- _WRITTEN TASK_: Repeat the lines below exactly as they appear, but leave out the images.

Items from a figure collection:

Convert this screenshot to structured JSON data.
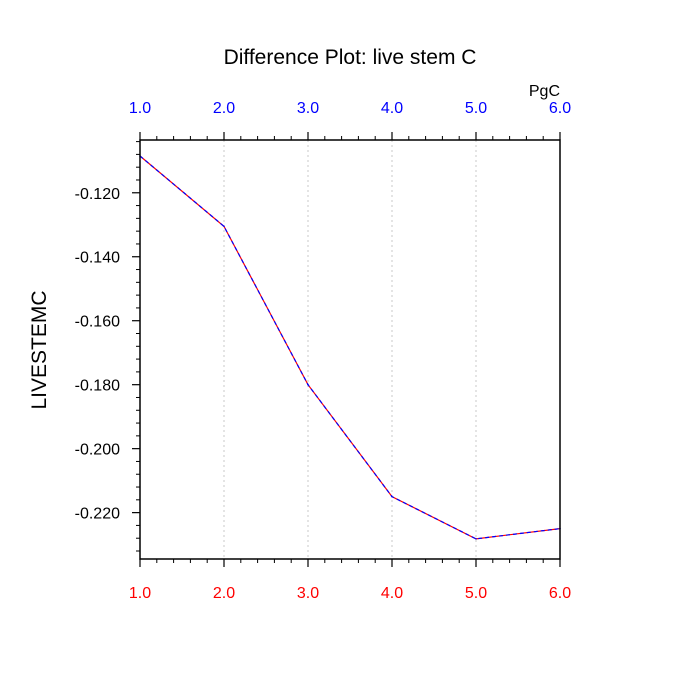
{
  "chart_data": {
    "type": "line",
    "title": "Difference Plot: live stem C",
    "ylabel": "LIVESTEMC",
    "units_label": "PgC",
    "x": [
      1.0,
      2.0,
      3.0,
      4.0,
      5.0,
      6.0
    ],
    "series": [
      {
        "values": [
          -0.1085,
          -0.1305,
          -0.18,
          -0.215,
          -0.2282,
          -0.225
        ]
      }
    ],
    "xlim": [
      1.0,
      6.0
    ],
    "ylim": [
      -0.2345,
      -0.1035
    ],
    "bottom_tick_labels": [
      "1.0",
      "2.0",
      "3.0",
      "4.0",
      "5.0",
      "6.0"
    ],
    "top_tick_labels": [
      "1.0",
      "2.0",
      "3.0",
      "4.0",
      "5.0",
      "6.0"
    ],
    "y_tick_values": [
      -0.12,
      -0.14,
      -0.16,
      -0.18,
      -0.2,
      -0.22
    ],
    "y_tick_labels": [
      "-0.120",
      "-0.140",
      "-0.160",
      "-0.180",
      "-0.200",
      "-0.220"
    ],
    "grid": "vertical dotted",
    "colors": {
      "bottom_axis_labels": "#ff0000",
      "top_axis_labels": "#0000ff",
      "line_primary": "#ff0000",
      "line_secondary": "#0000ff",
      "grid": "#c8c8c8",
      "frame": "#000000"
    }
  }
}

- _EXERCISE RESPONSE_:
Convert this screenshot to structured JSON data.
{
  "chart_data": {
    "type": "line",
    "title": "Difference Plot: live stem C",
    "ylabel": "LIVESTEMC",
    "units_label": "PgC",
    "x": [
      1.0,
      2.0,
      3.0,
      4.0,
      5.0,
      6.0
    ],
    "series": [
      {
        "values": [
          -0.1085,
          -0.1305,
          -0.18,
          -0.215,
          -0.2282,
          -0.225
        ]
      }
    ],
    "xlim": [
      1.0,
      6.0
    ],
    "ylim": [
      -0.2345,
      -0.1035
    ],
    "bottom_tick_labels": [
      "1.0",
      "2.0",
      "3.0",
      "4.0",
      "5.0",
      "6.0"
    ],
    "top_tick_labels": [
      "1.0",
      "2.0",
      "3.0",
      "4.0",
      "5.0",
      "6.0"
    ],
    "y_tick_values": [
      -0.12,
      -0.14,
      -0.16,
      -0.18,
      -0.2,
      -0.22
    ],
    "y_tick_labels": [
      "-0.120",
      "-0.140",
      "-0.160",
      "-0.180",
      "-0.200",
      "-0.220"
    ],
    "grid": "vertical dotted",
    "colors": {
      "bottom_axis_labels": "#ff0000",
      "top_axis_labels": "#0000ff",
      "line_primary": "#ff0000",
      "line_secondary": "#0000ff",
      "grid": "#c8c8c8",
      "frame": "#000000"
    }
  }
}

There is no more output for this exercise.